-------- Study text
Our Friday Free-For-All features a sweet seashell and some animated Quick Bites
Plus did they really make a good PREDATOR sequel?!
It’s Friday, August 5th, and here’s where we are…
There’s really no story in the industry this week that is as confounding or as significant as the changes underway at Discovery/Warner Media.
This is not about Batgirl or a Scoob! sequel or any individual film. What makes the story shocking is the way David Zaslav seems almost wholly unconcerned with what he’s doing to Warner’s reputation in the creative community. Like it or not, the entertainment industry is driven by people and relationships and what made Warner one of the titans of this creative community for decades was the way the various leaders of the studio tended to those relationships. Zaslav has aggressively shit on that history from the moment he took control of the conglomerate, and despite hiring Mike De Luca and Pam Abdy (both smart and promising names to run the film division), everything else he’s done has sent the resounding message that this is not a place where people are going to want to do business.
I have less and less appetite to write about what is happening to the film industry because, honestly, it feels like trying to do a true-crime podcast about your own mother’s violent murder.
None of it makes sense to me because I can’t just see all of this as “content.” There is a part of me that is jaded and hardened and cynical about what gets made and how and why, and I hate that part. I hate that part because I work to constantly feed and protect the part of me that can sit in a dark room for two hours and vanish into a screen to experience this thing that is the result of the intense collaboration of dozens if not hundreds of people all trying to express an idea or an emotion, all of it the result of what often starts with one person in a room with a thought they simply can’t shake. At their very best, movies and tv shows are like magic tricks, these things that momentarily connect us to something that feels absolutely real even though it is utterly artificial. It is a privilege to be able to make these things for a living, and the thing that is true of all of the most successful and prolific people I know is that they are not cynical about what they do. They do not let the genuinely awful white noise of this industry ruin the part of them that makes that magic trick happen, and that is maybe the most essential skill they have.
----------------
-------- Dataset records
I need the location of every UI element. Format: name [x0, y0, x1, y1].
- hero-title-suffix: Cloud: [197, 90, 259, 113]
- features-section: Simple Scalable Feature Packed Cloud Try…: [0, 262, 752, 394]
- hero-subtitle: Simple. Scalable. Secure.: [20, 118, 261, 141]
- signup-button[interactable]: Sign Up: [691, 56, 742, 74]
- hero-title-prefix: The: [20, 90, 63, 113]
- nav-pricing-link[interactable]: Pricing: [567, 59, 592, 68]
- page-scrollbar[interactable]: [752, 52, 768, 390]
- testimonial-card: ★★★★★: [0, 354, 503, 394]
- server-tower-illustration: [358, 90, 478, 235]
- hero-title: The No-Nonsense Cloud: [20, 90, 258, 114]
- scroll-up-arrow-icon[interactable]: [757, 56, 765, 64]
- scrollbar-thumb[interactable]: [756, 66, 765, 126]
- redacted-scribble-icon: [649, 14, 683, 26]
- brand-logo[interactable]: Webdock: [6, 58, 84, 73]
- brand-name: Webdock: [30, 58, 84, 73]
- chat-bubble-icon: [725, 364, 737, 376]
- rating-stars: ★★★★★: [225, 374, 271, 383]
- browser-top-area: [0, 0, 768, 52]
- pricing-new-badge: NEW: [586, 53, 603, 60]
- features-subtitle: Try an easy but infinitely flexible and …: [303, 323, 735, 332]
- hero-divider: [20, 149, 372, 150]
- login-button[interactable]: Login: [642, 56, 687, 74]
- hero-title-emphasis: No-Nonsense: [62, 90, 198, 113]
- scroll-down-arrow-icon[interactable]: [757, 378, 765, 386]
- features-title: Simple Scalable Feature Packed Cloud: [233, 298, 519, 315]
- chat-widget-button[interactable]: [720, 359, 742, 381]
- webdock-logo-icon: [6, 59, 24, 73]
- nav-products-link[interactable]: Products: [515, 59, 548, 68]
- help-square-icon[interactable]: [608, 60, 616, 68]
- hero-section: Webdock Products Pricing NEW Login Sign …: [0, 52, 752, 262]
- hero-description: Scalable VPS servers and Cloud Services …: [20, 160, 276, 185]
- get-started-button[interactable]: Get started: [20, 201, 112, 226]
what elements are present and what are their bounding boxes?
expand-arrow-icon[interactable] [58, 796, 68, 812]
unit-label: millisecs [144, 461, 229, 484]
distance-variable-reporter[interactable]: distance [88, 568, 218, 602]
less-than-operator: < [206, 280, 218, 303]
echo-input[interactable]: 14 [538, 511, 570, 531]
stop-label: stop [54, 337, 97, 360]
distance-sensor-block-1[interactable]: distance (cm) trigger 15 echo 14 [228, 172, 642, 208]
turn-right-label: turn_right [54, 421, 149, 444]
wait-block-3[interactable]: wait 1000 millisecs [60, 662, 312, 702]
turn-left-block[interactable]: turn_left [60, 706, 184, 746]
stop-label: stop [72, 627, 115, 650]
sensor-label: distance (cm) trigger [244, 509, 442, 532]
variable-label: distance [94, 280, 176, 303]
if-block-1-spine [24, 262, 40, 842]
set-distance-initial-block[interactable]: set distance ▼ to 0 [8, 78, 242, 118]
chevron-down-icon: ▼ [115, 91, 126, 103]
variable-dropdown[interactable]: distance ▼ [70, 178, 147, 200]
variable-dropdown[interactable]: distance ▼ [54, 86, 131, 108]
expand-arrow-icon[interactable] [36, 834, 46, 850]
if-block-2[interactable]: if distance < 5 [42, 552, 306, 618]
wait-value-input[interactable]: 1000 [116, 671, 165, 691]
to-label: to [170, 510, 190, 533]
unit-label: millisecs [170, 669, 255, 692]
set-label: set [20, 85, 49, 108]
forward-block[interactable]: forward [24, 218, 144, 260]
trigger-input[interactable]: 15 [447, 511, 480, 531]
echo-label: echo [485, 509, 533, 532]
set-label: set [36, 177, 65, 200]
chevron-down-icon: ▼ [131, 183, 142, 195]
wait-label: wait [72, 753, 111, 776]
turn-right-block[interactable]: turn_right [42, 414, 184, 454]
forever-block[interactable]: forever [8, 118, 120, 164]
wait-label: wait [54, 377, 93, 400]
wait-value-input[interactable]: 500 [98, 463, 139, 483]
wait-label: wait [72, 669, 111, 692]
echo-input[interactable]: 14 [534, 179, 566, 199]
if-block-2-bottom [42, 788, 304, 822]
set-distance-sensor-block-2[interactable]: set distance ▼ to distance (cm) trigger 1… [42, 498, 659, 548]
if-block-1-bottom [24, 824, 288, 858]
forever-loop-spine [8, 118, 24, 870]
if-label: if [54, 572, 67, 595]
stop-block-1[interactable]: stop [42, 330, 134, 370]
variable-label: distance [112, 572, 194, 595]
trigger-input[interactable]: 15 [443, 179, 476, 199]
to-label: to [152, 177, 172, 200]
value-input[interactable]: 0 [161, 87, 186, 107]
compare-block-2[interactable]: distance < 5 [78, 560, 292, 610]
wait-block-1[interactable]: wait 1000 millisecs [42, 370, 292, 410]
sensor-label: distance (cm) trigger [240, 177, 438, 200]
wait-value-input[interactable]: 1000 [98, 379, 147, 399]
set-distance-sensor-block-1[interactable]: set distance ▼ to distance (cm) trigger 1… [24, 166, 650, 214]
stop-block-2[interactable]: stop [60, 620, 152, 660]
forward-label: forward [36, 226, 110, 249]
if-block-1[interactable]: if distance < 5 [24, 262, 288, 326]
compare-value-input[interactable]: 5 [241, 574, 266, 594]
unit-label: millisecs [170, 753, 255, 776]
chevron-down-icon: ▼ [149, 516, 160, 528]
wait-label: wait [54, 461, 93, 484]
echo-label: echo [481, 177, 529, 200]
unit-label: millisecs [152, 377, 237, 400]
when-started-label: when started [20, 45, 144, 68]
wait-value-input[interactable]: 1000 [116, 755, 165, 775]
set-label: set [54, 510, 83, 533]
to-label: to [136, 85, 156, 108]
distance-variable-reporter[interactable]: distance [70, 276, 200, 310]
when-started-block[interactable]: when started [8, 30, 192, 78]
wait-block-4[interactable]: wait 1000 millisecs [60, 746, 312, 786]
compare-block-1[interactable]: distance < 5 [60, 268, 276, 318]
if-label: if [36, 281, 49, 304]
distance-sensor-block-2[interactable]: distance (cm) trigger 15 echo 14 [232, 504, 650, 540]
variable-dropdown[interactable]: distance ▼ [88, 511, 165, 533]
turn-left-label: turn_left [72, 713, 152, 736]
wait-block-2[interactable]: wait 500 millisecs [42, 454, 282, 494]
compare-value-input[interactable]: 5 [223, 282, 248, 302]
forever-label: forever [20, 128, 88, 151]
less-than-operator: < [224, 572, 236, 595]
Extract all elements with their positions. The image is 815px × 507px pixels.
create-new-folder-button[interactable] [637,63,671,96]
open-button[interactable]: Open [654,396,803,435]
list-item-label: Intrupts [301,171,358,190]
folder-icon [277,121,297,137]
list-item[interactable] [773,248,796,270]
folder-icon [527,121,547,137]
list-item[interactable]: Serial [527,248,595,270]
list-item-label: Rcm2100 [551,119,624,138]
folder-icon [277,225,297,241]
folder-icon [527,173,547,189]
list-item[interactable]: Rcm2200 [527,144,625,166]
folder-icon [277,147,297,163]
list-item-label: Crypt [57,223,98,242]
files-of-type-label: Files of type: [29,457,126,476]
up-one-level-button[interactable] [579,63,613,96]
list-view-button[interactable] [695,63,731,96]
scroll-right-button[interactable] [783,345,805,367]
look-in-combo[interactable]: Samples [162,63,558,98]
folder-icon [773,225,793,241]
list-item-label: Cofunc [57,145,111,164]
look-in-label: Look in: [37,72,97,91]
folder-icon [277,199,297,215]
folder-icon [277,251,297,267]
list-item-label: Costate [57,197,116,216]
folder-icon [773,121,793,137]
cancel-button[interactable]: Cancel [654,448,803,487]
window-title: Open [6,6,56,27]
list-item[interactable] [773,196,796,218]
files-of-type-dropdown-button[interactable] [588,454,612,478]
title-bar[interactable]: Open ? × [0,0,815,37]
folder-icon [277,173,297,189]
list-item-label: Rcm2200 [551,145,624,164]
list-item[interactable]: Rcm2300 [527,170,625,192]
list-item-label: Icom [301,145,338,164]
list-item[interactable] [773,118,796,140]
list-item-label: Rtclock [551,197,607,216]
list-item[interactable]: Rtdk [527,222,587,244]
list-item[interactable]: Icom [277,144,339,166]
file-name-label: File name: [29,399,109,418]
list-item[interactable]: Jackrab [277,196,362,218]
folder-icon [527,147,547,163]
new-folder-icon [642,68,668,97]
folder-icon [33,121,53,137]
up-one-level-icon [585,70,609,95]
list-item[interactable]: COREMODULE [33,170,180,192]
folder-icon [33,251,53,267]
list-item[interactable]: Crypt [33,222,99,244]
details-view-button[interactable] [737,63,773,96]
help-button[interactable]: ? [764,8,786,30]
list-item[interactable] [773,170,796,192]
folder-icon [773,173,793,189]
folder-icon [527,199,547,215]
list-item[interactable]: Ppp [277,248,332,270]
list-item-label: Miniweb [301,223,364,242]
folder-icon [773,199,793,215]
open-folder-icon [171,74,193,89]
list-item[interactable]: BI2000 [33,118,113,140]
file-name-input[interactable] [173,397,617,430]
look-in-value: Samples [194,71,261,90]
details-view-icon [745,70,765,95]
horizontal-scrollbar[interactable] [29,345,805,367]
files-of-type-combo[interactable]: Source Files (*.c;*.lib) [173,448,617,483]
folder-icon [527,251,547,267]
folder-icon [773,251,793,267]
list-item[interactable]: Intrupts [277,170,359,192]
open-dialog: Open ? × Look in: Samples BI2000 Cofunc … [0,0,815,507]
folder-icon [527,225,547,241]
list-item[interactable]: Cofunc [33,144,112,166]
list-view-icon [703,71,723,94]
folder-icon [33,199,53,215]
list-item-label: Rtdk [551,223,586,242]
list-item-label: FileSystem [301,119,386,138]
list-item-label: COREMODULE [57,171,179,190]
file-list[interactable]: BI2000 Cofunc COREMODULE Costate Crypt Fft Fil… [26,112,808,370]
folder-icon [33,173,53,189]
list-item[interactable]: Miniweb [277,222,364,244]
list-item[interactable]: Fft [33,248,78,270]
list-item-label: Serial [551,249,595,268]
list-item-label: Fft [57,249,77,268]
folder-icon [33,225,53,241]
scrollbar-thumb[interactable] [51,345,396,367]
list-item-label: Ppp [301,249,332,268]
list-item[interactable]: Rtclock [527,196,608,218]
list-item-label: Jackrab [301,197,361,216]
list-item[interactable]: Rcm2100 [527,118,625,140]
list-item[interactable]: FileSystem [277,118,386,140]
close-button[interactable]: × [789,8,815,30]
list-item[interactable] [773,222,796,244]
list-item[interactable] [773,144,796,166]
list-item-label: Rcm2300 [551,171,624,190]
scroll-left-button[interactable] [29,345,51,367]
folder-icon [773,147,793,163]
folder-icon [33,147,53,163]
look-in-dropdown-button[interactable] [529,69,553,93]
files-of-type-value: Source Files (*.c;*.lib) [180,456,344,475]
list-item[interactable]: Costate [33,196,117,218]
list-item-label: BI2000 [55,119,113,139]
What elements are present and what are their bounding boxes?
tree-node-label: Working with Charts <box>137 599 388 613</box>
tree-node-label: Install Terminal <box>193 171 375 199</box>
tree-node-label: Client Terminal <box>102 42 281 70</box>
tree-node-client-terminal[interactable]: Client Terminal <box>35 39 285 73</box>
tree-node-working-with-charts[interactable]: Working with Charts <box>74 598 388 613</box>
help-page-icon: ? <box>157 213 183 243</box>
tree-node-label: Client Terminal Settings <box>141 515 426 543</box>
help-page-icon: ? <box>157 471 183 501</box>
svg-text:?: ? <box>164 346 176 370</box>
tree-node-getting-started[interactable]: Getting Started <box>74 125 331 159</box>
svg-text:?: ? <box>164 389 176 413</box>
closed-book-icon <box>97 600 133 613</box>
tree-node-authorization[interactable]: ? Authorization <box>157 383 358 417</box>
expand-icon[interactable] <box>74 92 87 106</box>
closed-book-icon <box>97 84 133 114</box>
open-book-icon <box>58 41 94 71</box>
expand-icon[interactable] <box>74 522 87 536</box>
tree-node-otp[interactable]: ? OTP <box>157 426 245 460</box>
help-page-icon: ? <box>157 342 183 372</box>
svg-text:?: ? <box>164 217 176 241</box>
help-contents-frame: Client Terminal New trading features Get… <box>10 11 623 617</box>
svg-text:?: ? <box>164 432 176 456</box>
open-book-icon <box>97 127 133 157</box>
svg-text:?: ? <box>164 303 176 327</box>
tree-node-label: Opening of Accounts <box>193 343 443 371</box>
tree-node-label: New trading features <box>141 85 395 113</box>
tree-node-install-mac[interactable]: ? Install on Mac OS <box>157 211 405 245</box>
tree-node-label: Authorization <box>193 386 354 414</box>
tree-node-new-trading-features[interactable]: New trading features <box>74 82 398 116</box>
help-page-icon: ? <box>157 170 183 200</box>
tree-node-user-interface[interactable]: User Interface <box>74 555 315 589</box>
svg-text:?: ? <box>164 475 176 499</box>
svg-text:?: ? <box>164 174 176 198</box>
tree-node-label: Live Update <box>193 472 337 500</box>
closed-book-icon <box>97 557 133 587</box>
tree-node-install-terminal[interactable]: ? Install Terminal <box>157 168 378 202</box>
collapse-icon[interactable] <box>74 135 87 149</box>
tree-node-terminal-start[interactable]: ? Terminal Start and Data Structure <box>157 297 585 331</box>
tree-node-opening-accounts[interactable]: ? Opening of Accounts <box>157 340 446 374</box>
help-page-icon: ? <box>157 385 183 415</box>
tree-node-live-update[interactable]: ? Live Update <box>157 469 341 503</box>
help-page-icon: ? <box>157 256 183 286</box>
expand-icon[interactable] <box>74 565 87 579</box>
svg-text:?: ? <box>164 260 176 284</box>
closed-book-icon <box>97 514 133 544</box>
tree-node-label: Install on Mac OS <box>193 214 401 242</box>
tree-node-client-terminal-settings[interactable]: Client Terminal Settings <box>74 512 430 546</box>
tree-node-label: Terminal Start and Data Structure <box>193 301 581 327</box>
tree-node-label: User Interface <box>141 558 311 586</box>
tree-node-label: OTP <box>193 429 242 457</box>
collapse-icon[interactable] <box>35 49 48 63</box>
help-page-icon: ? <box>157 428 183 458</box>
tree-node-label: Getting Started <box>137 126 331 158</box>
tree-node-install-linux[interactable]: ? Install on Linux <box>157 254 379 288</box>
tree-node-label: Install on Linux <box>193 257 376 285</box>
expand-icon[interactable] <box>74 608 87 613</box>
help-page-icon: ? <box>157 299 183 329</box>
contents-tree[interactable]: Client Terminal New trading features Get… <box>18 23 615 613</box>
----------------
> **Task set**
A. Copy the passage of the Friday Free-For-All column that begins at the words "This is not about" and ends after the words "to do business.".
B. Which people does the Friday Free-For-All column mention by name?
C. Carry on the Friday Free-For-All column from its final sentence.
The records have no connection to the Friday Free-For-All column.

> **Answers to the problems**
A.
This is not about Batgirl or a Scoob! sequel or any individual film. What makes the story shocking is the way David Zaslav seems almost wholly unconcerned with what he’s doing to Warner’s reputation in the creative community. Like it or not, the entertainment industry is driven by people and relationships and what made Warner one of the titans of this creative community for decades was the way the various leaders of the studio tended to those relationships. Zaslav has aggressively shit on that history from the moment he took control of the conglomerate, and despite hiring Mike De Luca and Pam Abdy (both smart and promising names to run the film division), everything else he’s done has sent the resounding message that this is not a place where people are going to want to do business.

B. David Zaslav, Mike De Luca, Pam Abdy

C.
There is something deeply soothing about the new Video Archives Podcast, co-hosted by Quentin Tarantino and Roger Avary. Tarantino and Avary became friends while working at the video store in Manhattan Beach, and when the store finally closed, Tarantino bought their entire VHS archive while Avary bought the entire laserdisc inventory. The podcast features the two of them picking a double-feature off the shelves of the store, which now resides in a room in Tarantino’s house, and then discussing the films as well as those particular video presentations of the films. It’s a very fetishy show, very particular, and that’s exactly why I’ll listen to it. Sure, in some ways it’s just an ad for the New Beverly, where each of the double features that they discuss will end up being shown on 35mm, but I don’t see anything wrong with that. Anything that gets people out to see older movies on the big screen is okay by me. Besides, I don’t feel like there’s anything particularly calculated here. You don’t do an episode on Moonraker and Firefox if you’re trying to chase SEO placement. This feels like exactly what it is… two old friends continuing a conversation they’ve been having for decades. I love that they disagree completely on some of these movies, and I think the addition of Gala Avary, Roger’s 20-something daughter, is a delightful occasional counterpoint to these two late-50s dudes and their perspectives. It’s a welcome addition to the podcast rotation, a nostalgic bath I can look forward to taking twice a month.